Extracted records

○ ○ ○ ○ ○

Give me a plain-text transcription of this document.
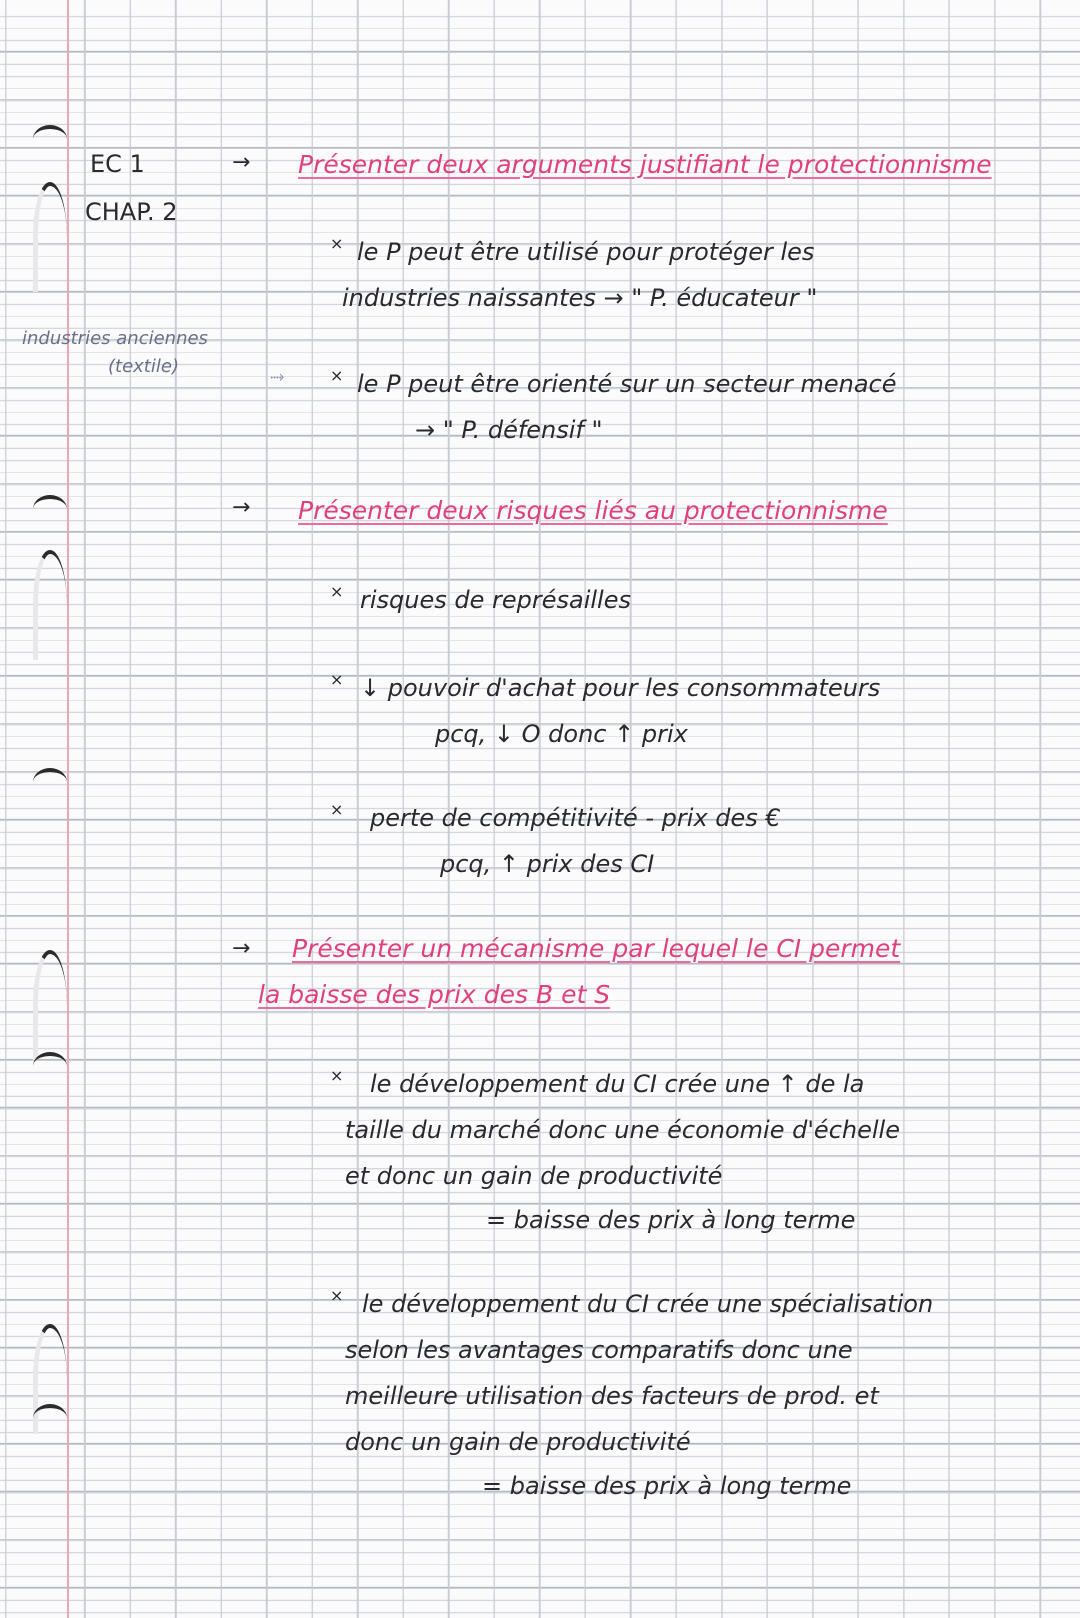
EC 1
CHAP. 2
industries anciennes
(textile)	⤑
→ Présenter deux arguments justifiant le protectionnisme
× le P peut être utilisé pour protéger les
industries naissantes → " P. éducateur "
× le P peut être orienté sur un secteur menacé
→ " P. défensif "
→ Présenter deux risques liés au protectionnisme
× risques de représailles
× ↓ pouvoir d'achat pour les consommateurs
pcq, ↓ O donc ↑ prix
× perte de compétitivité - prix des €
pcq, ↑ prix des CI
→ Présenter un mécanisme par lequel le CI permet
la baisse des prix des B et S
× le développement du CI crée une ↑ de la
taille du marché donc une économie d'échelle
et donc un gain de productivité
= baisse des prix à long terme
× le développement du CI crée une spécialisation
selon les avantages comparatifs donc une
meilleure utilisation des facteurs de prod. et
donc un gain de productivité
= baisse des prix à long terme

○ ○ ○ ○ ○

> Written request
Repeat each line of the records above exactly, but do not copy the pictures.

> Problem solution
Give me a plain-text transcription of this document.
EC 1
CHAP. 2
industries anciennes
(textile)	⤑
→ Présenter deux arguments justifiant le protectionnisme
× le P peut être utilisé pour protéger les
industries naissantes → " P. éducateur "
× le P peut être orienté sur un secteur menacé
→ " P. défensif "
→ Présenter deux risques liés au protectionnisme
× risques de représailles
× ↓ pouvoir d'achat pour les consommateurs
pcq, ↓ O donc ↑ prix
× perte de compétitivité - prix des €
pcq, ↑ prix des CI
→ Présenter un mécanisme par lequel le CI permet
la baisse des prix des B et S
× le développement du CI crée une ↑ de la
taille du marché donc une économie d'échelle
et donc un gain de productivité
= baisse des prix à long terme
× le développement du CI crée une spécialisation
selon les avantages comparatifs donc une
meilleure utilisation des facteurs de prod. et
donc un gain de productivité
= baisse des prix à long terme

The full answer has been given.